### Input data

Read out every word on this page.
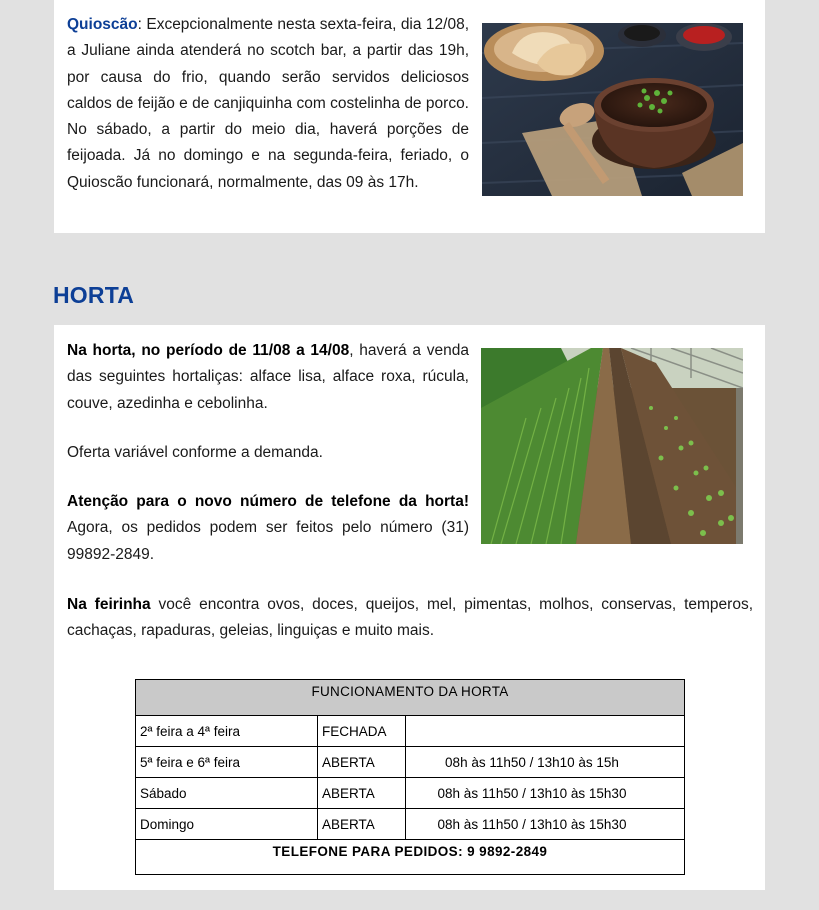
Quioscão: Excepcionalmente nesta sexta-feira, dia 12/08, a Juliane ainda atenderá no scotch bar, a partir das 19h, por causa do frio, quando serão servidos deliciosos caldos de feijão e de canjiquinha com costelinha de porco. No sábado, a partir do meio dia, haverá porções de feijoada. Já no domingo e na segunda-feira, feriado, o Quioscão funcionará, normalmente, das 09 às 17h.

HORTA

Na horta, no período de 11/08 a 14/08, haverá a venda das seguintes hortaliças: alface lisa, alface roxa, rúcula, couve, azedinha e cebolinha.

Oferta variável conforme a demanda.

Atenção para o novo número de telefone da horta! Agora, os pedidos podem ser feitos pelo número (31) 99892-2849.

Na feirinha você encontra ovos, doces, queijos, mel, pimentas, molhos, conservas, temperos, cachaças, rapaduras, geleias, linguiças e muito mais.

FUNCIONAMENTO DA HORTA		
2ª feira a 4ª feira	FECHADA	
5ª feira e 6ª feira	ABERTA	08h às 11h50 / 13h10 às 15h
Sábado	ABERTA	08h às 11h50 / 13h10 às 15h30
Domingo	ABERTA	08h às 11h50 / 13h10 às 15h30
TELEFONE PARA PEDIDOS: 9 9892-2849		
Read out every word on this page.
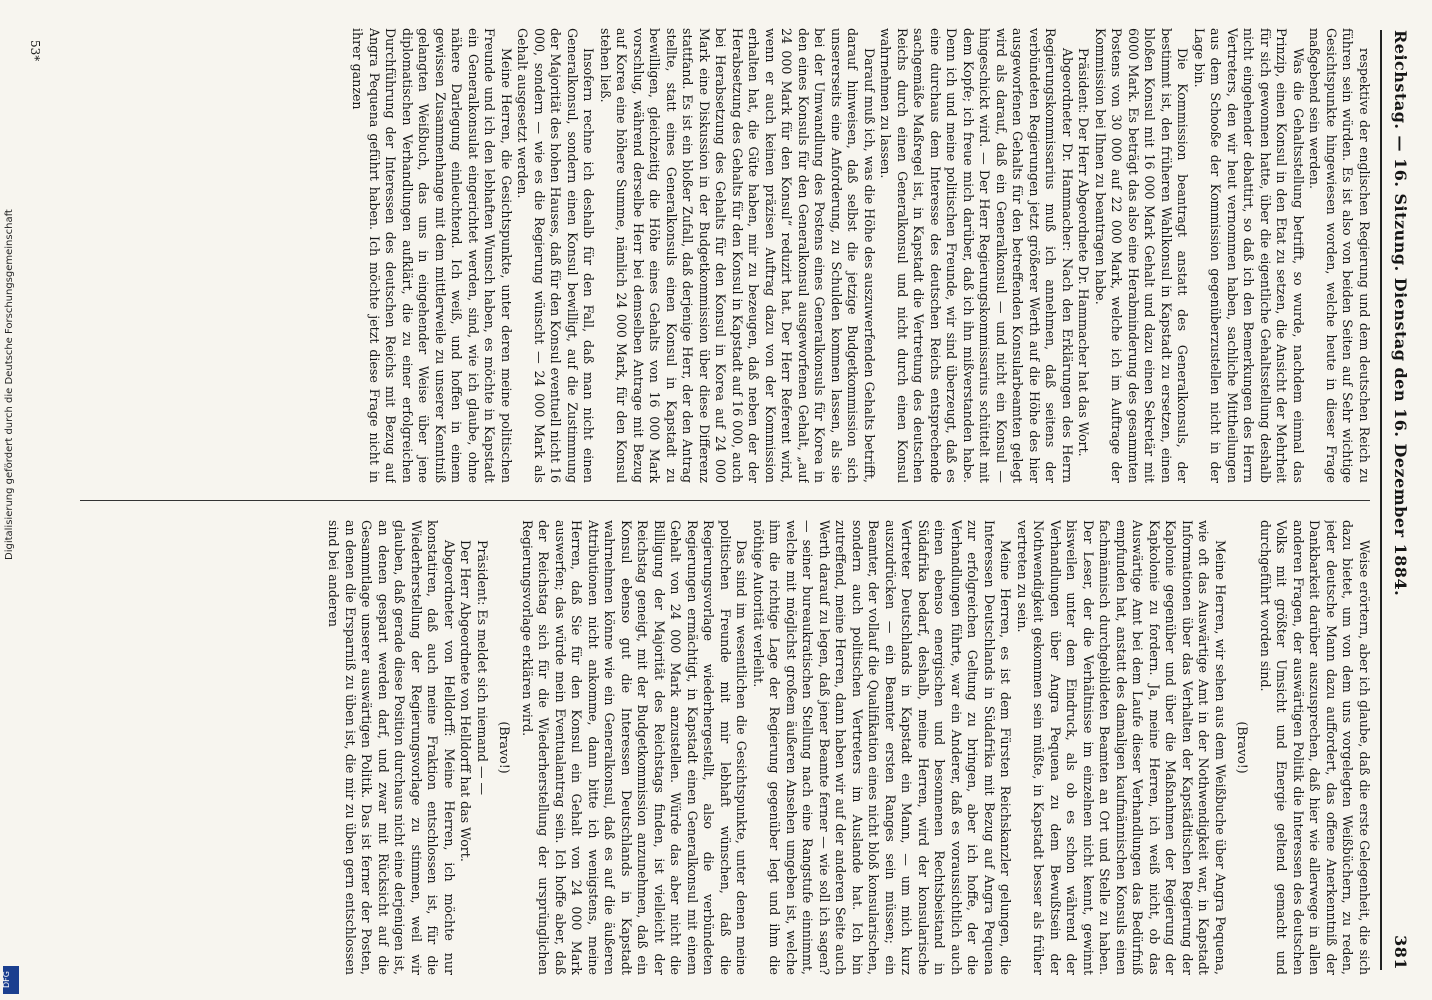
Reichstag. — 16. Sitzung. Dienstag den 16. Dezember 1884.
381

Weise erörtern, aber ich glaube, daß die erste Gelegenheit, die sich dazu bietet, um von dem uns vorgelegten Weißbüchern, zu reden, jeder deutsche Mann dazu auffordert, das offene Anerkenntniß der Dankbarkeit darüber auszusprechen, daß hier wie allerwege in allen anderen Fragen, der auswärtigen Politik die Interessen des deutschen Volks mit größter Umsicht und Energie geltend gemacht und durchgeführt worden sind.

(Bravo!)

Meine Herren, wir sehen aus dem Weißbuche über Angra Pequena, wie oft das Auswärtige Amt in der Nothwendigkeit war, in Kapstadt Informationen über das Verhalten der Kapstädtischen Regierung der Kaplonie gegenüber und über die Maßnahmen der Regierung der Kapkolonie zu fordern. Ja, meine Herren, ich weiß nicht, ob das Auswärtige Amt bei dem Laufe dieser Verhandlungen das Bedürfniß empfunden hat, anstatt des damaligen kaufmännischen Konsuls einen fachmännisch durchgebildeten Beamten an Ort und Stelle zu haben. Der Leser, der die Verhältnisse im einzelnen nicht kennt, gewinnt bisweilen unter dem Eindruck, als ob es schon während der Verhandlungen über Angra Pequena zu dem Bewußtsein der Nothwendigkeit gekommen sein müßte, in Kapstadt besser als früher vertreten zu sein.

Meine Herren, es ist dem Fürsten Reichskanzler gelungen, die Interessen Deutschlands in Südafrika mit Bezug auf Angra Pequena zur erfolgreichen Geltung zu bringen, aber ich hoffe, der die Verhandlungen führte, war ein Anderer, daß es voraussichtlich auch einen ebenso energischen und besonnenen Rechtsbeistand in Südafrika bedarf, deshalb, meine Herren, wird der konsularische Vertreter Deutschlands in Kapstadt ein Mann, — um mich kurz auszudrücken — ein Beamter ersten Ranges sein müssen; ein Beamter, der vollauf die Qualifikation eines nicht bloß konsularischen, sondern auch politischen Vertreters im Auslande hat. Ich bin zutreffend, meine Herren, dann haben wir auf der anderen Seite auch Werth darauf zu legen, daß jener Beamte ferner — wie soll ich sagen? — seiner bureaukratischen Stellung nach eine Rangstufe einnimmt, welche mit möglichst großem äußeren Ansehen umgeben ist, welche ihm die richtige Lage der Regierung gegenüber legt und ihm die nöthige Autorität verleiht.

Das sind im wesentlichen die Gesichtspunkte, unter denen meine politischen Freunde mit mir lebhaft wünschen, daß die Regierungsvorlage wiederhergestellt, also die verbündeten Regierungen ermächtigt, in Kapstadt einen Generalkonsul mit einem Gehalt von 24 000 Mark anzustellen. Würde das aber nicht die Billigung der Majorität des Reichstags finden, ist vielleicht der Reichstag geneigt, mit der Budgetkommission anzunehmen, daß ein Konsul ebenso gut die Interessen Deutschlands in Kapstadt wahrnehmen könne wie ein Generalkonsul, daß es auf die äußeren Attributionen nicht ankomme, dann bitte ich wenigstens, meine Herren, daß Sie für den Konsul ein Gehalt von 24 000 Mark auswerfen; das würde mein Eventualantrag sein. Ich hoffe aber, daß der Reichstag sich für die Wiederherstellung der ursprünglichen Regierungsvorlage erklären wird.

(Bravo!)

Präsident: Es meldet sich niemand — —

Der Herr Abgeordnete von Helldorff hat das Wort.

Abgeordneter von Helldorff: Meine Herren, ich möchte nur konstatiren, daß auch meine Fraktion entschlossen ist, für die Wiederherstellung der Regierungsvorlage zu stimmen, weil wir glauben, daß gerade diese Position durchaus nicht eine derjenigen ist, an denen gespart werden darf, und zwar mit Rücksicht auf die Gesammtlage unserer auswärtigen Politik. Das ist ferner der Posten, an denen die Ersparniß zu üben ist, die mir zu üben gern entschlossen sind bei anderen

respektive der englischen Regierung und dem deutschen Reich zu führen sein würden. Es ist also von beiden Seiten auf Sehr wichtige Gesichtspunkte hingewiesen worden, welche heute in dieser Frage maßgebend sein werden.

Was die Gehaltsstellung betrifft, so wurde, nachdem einmal das Prinzip, einen Konsul in den Etat zu setzen, die Ansicht der Mehrheit für sich gewonnen hatte, über die eigentliche Gehaltsstellung deshalb nicht eingehender debattirt, so daß ich den Bemerkungen des Herrn Vertreters, den wir heut vernommen haben, sachliche Mittheilungen aus dem Schooße der Kommission gegenüberzustellen nicht in der Lage bin.

Die Kommission beantragt anstatt des Generalkonsuls, der bestimmt ist, den früheren Wahlkonsul in Kapstadt zu ersetzen, einen bloßen Konsul mit 16 000 Mark Gehalt und dazu einen Sekretär mit 6000 Mark. Es beträgt das also eine Herabminderung des gesammten Postens von 30 000 auf 22 000 Mark, welche ich im Auftrage der Kommission bei Ihnen zu beantragen habe.

Präsident: Der Herr Abgeordnete Dr. Hammacher hat das Wort.

Abgeordneter Dr. Hammacher: Nach den Erklärungen des Herrn Regierungskommissarius muß ich annehmen, daß seitens der verbündeten Regierungen jetzt größerer Werth auf die Höhe des hier ausgeworfenen Gehalts für den betreffenden Konsularbeamten gelegt wird als darauf, daß ein Generalkonsul — und nicht ein Konsul — hingeschickt wird. — Der Herr Regierungskommissarius schüttelt mit dem Kopfe; ich freue mich darüber, daß ich ihn mißverstanden habe. Denn ich und meine politischen Freunde, wir sind überzeugt, daß es eine durchaus dem Interesse des deutschen Reichs entsprechende sachgemäße Maßregel ist, in Kapstadt die Vertretung des deutschen Reichs durch einen Generalkonsul und nicht durch einen Konsul wahrnehmen zu lassen.

Darauf muß ich, was die Höhe des auszuwerfenden Gehalts betrifft, darauf hinweisen, daß selbst die jetzige Budgetkommission sich unsererseits eine Anforderung, zu Schulden kommen lassen, als sie bei der Umwandlung des Postens eines Generalkonsuls für Korea in den eines Konsuls für den Generalkonsul ausgeworfenen Gehalt, „auf 24 000 Mark für den Konsul“ reduzirt hat. Der Herr Referent wird, wenn er auch keinen präzisen Auftrag dazu von der Kommission erhalten hat, die Güte haben, mir zu bezeugen, daß neben der der Herabsetzung des Gehalts für den Konsul in Kapstadt auf 16 000, auch bei Herabsetzung des Gehalts für den Konsul in Korea auf 24 000 Mark eine Diskussion in der Budgetkommission über diese Differenz stattfand. Es ist ein bloßer Zufall, daß derjenige Herr, der den Antrag stellte, statt eines Generalkonsuls einen Konsul in Kapstadt zu bewilligen, gleichzeitig die Höhe eines Gehalts von 16 000 Mark vorschlug, während derselbe Herr bei demselben Antrage mit Bezug auf Korea eine höhere Summe, nämlich 24 000 Mark, für den Konsul stehen ließ.

Insofern rechne ich deshalb für den Fall, daß man nicht einen Generalkonsul, sondern einen Konsul bewilligt, auf die Zustimmung der Majorität des hohen Hauses, daß für den Konsul eventuell nicht 16 000, sondern — wie es die Regierung wünscht — 24 000 Mark als Gehalt ausgesetzt werden.

Meine Herren, die Gesichtspunkte, unter deren meine politischen Freunde und ich den lebhaften Wunsch haben, es möchte in Kapstadt ein Generalkonsulat eingerichtet werden, sind, wie ich glaube, ohne nähere Darlegung einleuchtend. Ich weiß, und hoffen in einem gewissen Zusammenhange mit dem mittlerweile zu unserer Kenntniß gelangten Weißbuch, das uns in eingehender Weise über jene diplomatischen Verhandlungen aufklärt, die zu einer erfolgreichen Durchführung der Interessen des deutschen Reichs mit Bezug auf Angra Pequena geführt haben. Ich möchte jetzt diese Frage nicht in ihrer ganzen

53*
Digitalisierung gefördert durch die Deutsche Forschungsgemeinschaft
DFG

### Stated exercise
Which lines include the word "haverá"? Copy every one of them.

### Full answer
Quioscão: Excepcionalmente nesta sexta-feira, dia 12/08, a Juliane ainda atenderá no scotch bar, a partir das 19h, por causa do frio, quando serão servidos deliciosos caldos de feijão e de canjiquinha com costelinha de porco. No sábado, a partir do meio dia, haverá porções de feijoada. Já no domingo e na segunda-feira, feriado, o Quioscão funcionará, normalmente, das 09 às 17h.
Na horta, no período de 11/08 a 14/08, haverá a venda das seguintes hortaliças: alface lisa, alface roxa, rúcula, couve, azedinha e cebolinha.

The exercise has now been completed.